-- WHAT YOU ARE ASKED TO DO --
How many of the lines below contain "frac"? Answer with that number alone.

-- RECORD LIST --
----

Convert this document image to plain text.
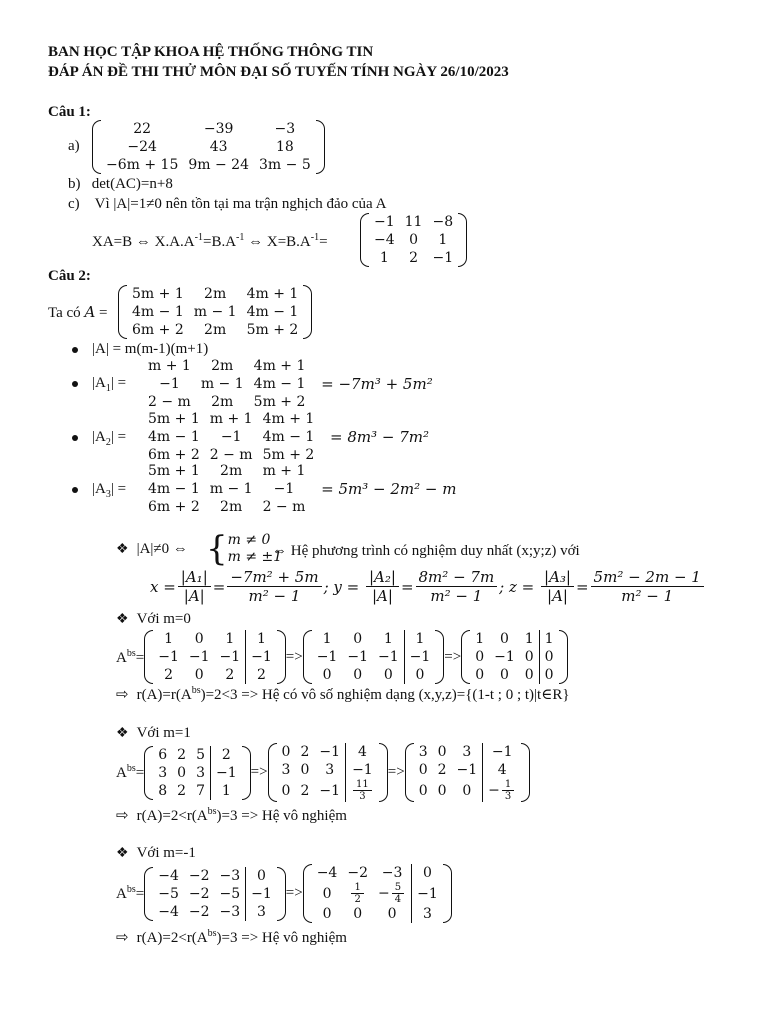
BAN HỌC TẬP KHOA HỆ THỐNG THÔNG TIN
ĐÁP ÁN ĐỀ THI THỬ MÔN ĐẠI SỐ TUYẾN TÍNH NGÀY 26/10/2023
Câu 1:
a)
22	−39	−3
−24	43	18
−6m + 15	9m − 24	3m − 5
b) det(AC)=n+8
c) Vì |A|=1≠0 nên tồn tại ma trận nghịch đảo của A
XA=B ⇔ $X.A.A^{-1}=B.A^{-1}$ ⇔ $X=B.A^{-1}=$
−1	11	−8
−4	0	1
1	2	−1
Câu 2:
Ta có A =
5m + 1	2m	4m + 1
4m − 1	m − 1	4m − 1
6m + 2	2m	5m + 2
|A| = m(m-1)(m+1)
$|A_1|$ =
m + 1	2m	4m + 1
−1	m − 1	4m − 1
2 − m	2m	5m + 2

= −7m³ + 5m²
$|A_2|$ =
5m + 1	m + 1	4m + 1
4m − 1	−1	4m − 1
6m + 2	2 − m	5m + 2

= 8m³ − 7m²
$|A_3|$ =
5m + 1	2m	m + 1
4m − 1	m − 1	−1
6m + 2	2m	2 − m

= 5m³ − 2m² − m
❖ |A|≠0 ⇔ { m ≠ 0
m ≠ ±1
⇔ Hệ phương trình có nghiệm duy nhất (x;y;z) với
$x = \frac{\text{|A₁|}}{|A|} = \frac{\text{−7m² + 5m}}{\text{m² − 1}}$ ; y =
$\frac{\text{|A₂|}}{|A|} = \frac{\text{8m² − 7m}}{\text{m² − 1}}$ ; z =
$\frac{\text{|A₃|}}{|A|} = \frac{\text{5m² − 2m − 1}}{\text{m² − 1}}$
❖ Với m=0
$A^{bs}=$
1	0	1	1
−1	−1	−1	−1
2	0	2	2
=>
1	0	1	1
−1	−1	−1	−1
0	0	0	0
=>
1	0	1	1
0	−1	0	0
0	0	0	0
⇨ $r(A)=r(A^{bs})=2<3$ => Hệ có vô số nghiệm dạng (x,y,z)={(1-t ; 0 ; t)|t∈R}
❖ Với m=1
$A^{bs}=$
6	2	5	2
3	0	3	−1
8	2	7	1
=>
0	2	−1	4
3	0	3	−1
0	2	−1	$\frac{11}{3}$
=>
3	0	3	−1
0	2	−1	4
0	0	0	− $\frac{1}{3}$
⇨ $r(A)=2<r(A^{bs})=3$ => Hệ vô nghiệm
❖ Với m=-1
$A^{bs}=$
−4	−2	−3	0
−5	−2	−5	−1
−4	−2	−3	3
=>
−4	−2	−3	0
0	$\frac{1}{2}$	− $\frac{5}{4}$	−1
0	0	0	3
⇨ $r(A)=2<r(A^{bs})=3$ => Hệ vô nghiệm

----

-- OUTPUT --
6